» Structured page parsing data
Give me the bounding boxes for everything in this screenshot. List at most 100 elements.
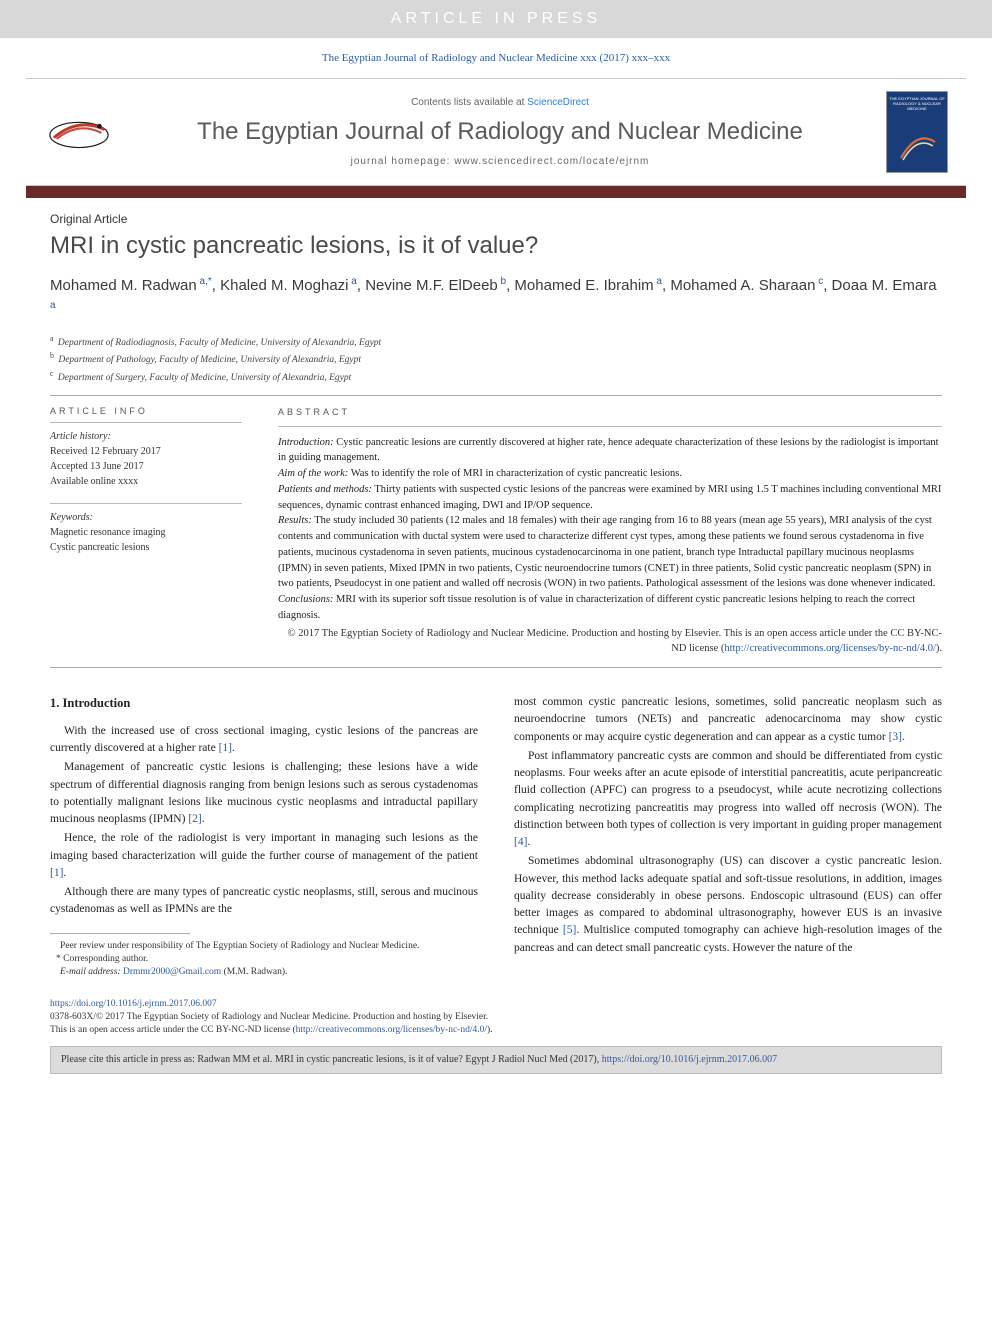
abs-copyright: © 2017 The Egyptian Society of Radiology… xyxy=(278,626,942,658)
keywords-block: Keywords: Magnetic resonance imaging Cys… xyxy=(50,503,242,555)
cite-prefix: Please cite this article in press as: Ra… xyxy=(61,1054,602,1065)
article-type: Original Article xyxy=(50,212,942,226)
top-citation: The Egyptian Journal of Radiology and Nu… xyxy=(0,52,992,64)
body-paragraph: Hence, the role of the radiologist is ve… xyxy=(50,830,478,882)
accent-bar xyxy=(26,186,966,198)
peer-review-footnote: Peer review under responsibility of The … xyxy=(50,940,478,953)
citation-ref[interactable]: [5] xyxy=(563,924,576,936)
corresponding-author-footnote: * Corresponding author. xyxy=(50,953,478,966)
doi-license-suffix: ). xyxy=(487,1025,493,1035)
author-aff-sup: a xyxy=(50,300,56,311)
article-history-block: Article history: Received 12 February 20… xyxy=(50,422,242,489)
article-info-column: ARTICLE INFO Article history: Received 1… xyxy=(50,406,242,657)
please-cite-box: Please cite this article in press as: Ra… xyxy=(50,1046,942,1074)
doi-copyright: 0378-603X/© 2017 The Egyptian Society of… xyxy=(50,1011,942,1024)
contents-available-line: Contents lists available at ScienceDirec… xyxy=(132,97,868,108)
corresponding-marker-sup: * xyxy=(208,276,212,287)
citation-ref[interactable]: [2] xyxy=(188,813,201,825)
divider xyxy=(50,667,942,668)
aff-sup: b xyxy=(50,351,54,360)
history-heading: Article history: xyxy=(50,429,242,444)
citation-ref[interactable]: [1] xyxy=(50,867,63,879)
abs-methods-text: Thirty patients with suspected cystic le… xyxy=(278,484,941,511)
journal-cover-thumbnail: THE EGYPTIAN JOURNAL OF RADIOLOGY & NUCL… xyxy=(886,91,948,173)
journal-logo-icon xyxy=(44,105,114,159)
banner-text: ARTICLE IN PRESS xyxy=(391,10,601,28)
history-received: Received 12 February 2017 xyxy=(50,444,242,459)
author-aff-sup: c xyxy=(815,276,823,287)
body-left-column: 1. Introduction With the increased use o… xyxy=(50,694,478,979)
abs-results-text: The study included 30 patients (12 males… xyxy=(278,515,935,589)
body-paragraph: Post inflammatory pancreatic cysts are c… xyxy=(514,748,942,852)
doi-link[interactable]: https://doi.org/10.1016/j.ejrnm.2017.06.… xyxy=(50,999,217,1009)
info-abstract-row: ARTICLE INFO Article history: Received 1… xyxy=(50,406,942,657)
body-paragraph: With the increased use of cross sectiona… xyxy=(50,723,478,758)
sciencedirect-link[interactable]: ScienceDirect xyxy=(527,97,589,108)
header-center: Contents lists available at ScienceDirec… xyxy=(132,97,868,167)
email-link[interactable]: Drmmr2000@Gmail.com xyxy=(123,967,221,977)
license-link[interactable]: http://creativecommons.org/licenses/by-n… xyxy=(724,643,936,654)
abs-aim-label: Aim of the work: xyxy=(278,468,348,479)
journal-title: The Egyptian Journal of Radiology and Nu… xyxy=(132,118,868,146)
abs-aim-text: Was to identify the role of MRI in chara… xyxy=(351,468,682,479)
abs-intro-text: Cystic pancreatic lesions are currently … xyxy=(278,437,939,464)
homepage-label: journal homepage: xyxy=(351,156,455,167)
aff-text: Department of Surgery, Faculty of Medici… xyxy=(58,373,351,383)
email-suffix: (M.M. Radwan). xyxy=(221,967,287,977)
affiliations: a Department of Radiodiagnosis, Faculty … xyxy=(50,333,942,385)
aff-sup: c xyxy=(50,369,54,378)
article-in-press-banner: ARTICLE IN PRESS xyxy=(0,0,992,38)
article-title: MRI in cystic pancreatic lesions, is it … xyxy=(50,232,942,260)
email-label: E-mail address: xyxy=(60,967,123,977)
abstract-body: Introduction: Cystic pancreatic lesions … xyxy=(278,426,942,658)
citation-ref[interactable]: [4] xyxy=(514,836,527,848)
abstract-label: ABSTRACT xyxy=(278,406,942,420)
email-footnote: E-mail address: Drmmr2000@Gmail.com (M.M… xyxy=(50,966,478,979)
doi-block: https://doi.org/10.1016/j.ejrnm.2017.06.… xyxy=(50,998,942,1038)
doi-license-line: This is an open access article under the… xyxy=(50,1024,942,1037)
citation-ref[interactable]: [1] xyxy=(219,742,232,754)
affiliation-row: b Department of Pathology, Faculty of Me… xyxy=(50,350,942,367)
abs-conclusions-text: MRI with its superior soft tissue resolu… xyxy=(278,594,915,621)
body-two-columns: 1. Introduction With the increased use o… xyxy=(50,694,942,979)
journal-header: Contents lists available at ScienceDirec… xyxy=(26,78,966,186)
author-list: Mohamed M. Radwan a,*, Khaled M. Moghazi… xyxy=(50,274,942,321)
keyword: Cystic pancreatic lesions xyxy=(50,540,242,555)
divider xyxy=(50,395,942,396)
section-heading: 1. Introduction xyxy=(50,694,478,713)
cite-doi-link[interactable]: https://doi.org/10.1016/j.ejrnm.2017.06.… xyxy=(602,1054,777,1065)
abs-conclusions-label: Conclusions: xyxy=(278,594,333,605)
body-paragraph: Sometimes abdominal ultrasonography (US)… xyxy=(514,853,942,957)
abs-methods-label: Patients and methods: xyxy=(278,484,372,495)
body-paragraph: most common cystic pancreatic lesions, s… xyxy=(514,694,942,746)
citation-ref[interactable]: [3] xyxy=(889,731,902,743)
doi-license-link[interactable]: http://creativecommons.org/licenses/by-n… xyxy=(296,1025,487,1035)
history-available: Available online xxxx xyxy=(50,474,242,489)
contents-prefix: Contents lists available at xyxy=(411,97,527,108)
page: ARTICLE IN PRESS The Egyptian Journal of… xyxy=(0,0,992,1074)
author-aff-sup: a xyxy=(654,276,662,287)
aff-sup: a xyxy=(50,334,54,343)
article-info-label: ARTICLE INFO xyxy=(50,406,242,416)
body-paragraph: Management of pancreatic cystic lesions … xyxy=(50,759,478,828)
abstract-column: ABSTRACT Introduction: Cystic pancreatic… xyxy=(278,406,942,657)
author-aff-sup: a, xyxy=(197,276,208,287)
article-main: Original Article MRI in cystic pancreati… xyxy=(0,212,992,1074)
doi-license-prefix: This is an open access article under the… xyxy=(50,1025,296,1035)
keywords-heading: Keywords: xyxy=(50,510,242,525)
aff-text: Department of Pathology, Faculty of Medi… xyxy=(58,356,361,366)
abs-license-close: ). xyxy=(936,643,942,654)
body-paragraph: Although there are many types of pancrea… xyxy=(50,884,478,919)
keyword: Magnetic resonance imaging xyxy=(50,525,242,540)
author-aff-sup: a xyxy=(349,276,357,287)
abs-intro-label: Introduction: xyxy=(278,437,334,448)
affiliation-row: a Department of Radiodiagnosis, Faculty … xyxy=(50,333,942,350)
cover-title: THE EGYPTIAN JOURNAL OF RADIOLOGY & NUCL… xyxy=(887,92,947,115)
history-accepted: Accepted 13 June 2017 xyxy=(50,459,242,474)
homepage-url: www.sciencedirect.com/locate/ejrnm xyxy=(454,156,649,167)
footnote-divider xyxy=(50,933,190,934)
affiliation-row: c Department of Surgery, Faculty of Medi… xyxy=(50,368,942,385)
journal-homepage-line: journal homepage: www.sciencedirect.com/… xyxy=(132,156,868,167)
aff-text: Department of Radiodiagnosis, Faculty of… xyxy=(58,338,381,348)
body-right-column: most common cystic pancreatic lesions, s… xyxy=(514,694,942,979)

» Task description
The lines you need are those containing "creativecommons"; find them in the records and copy them.

» Response area
license-link[interactable]: http://creativecommons.org/licenses/by-n… xyxy=(724,643,936,654)
doi-license-link[interactable]: http://creativecommons.org/licenses/by-n… xyxy=(296,1025,487,1035)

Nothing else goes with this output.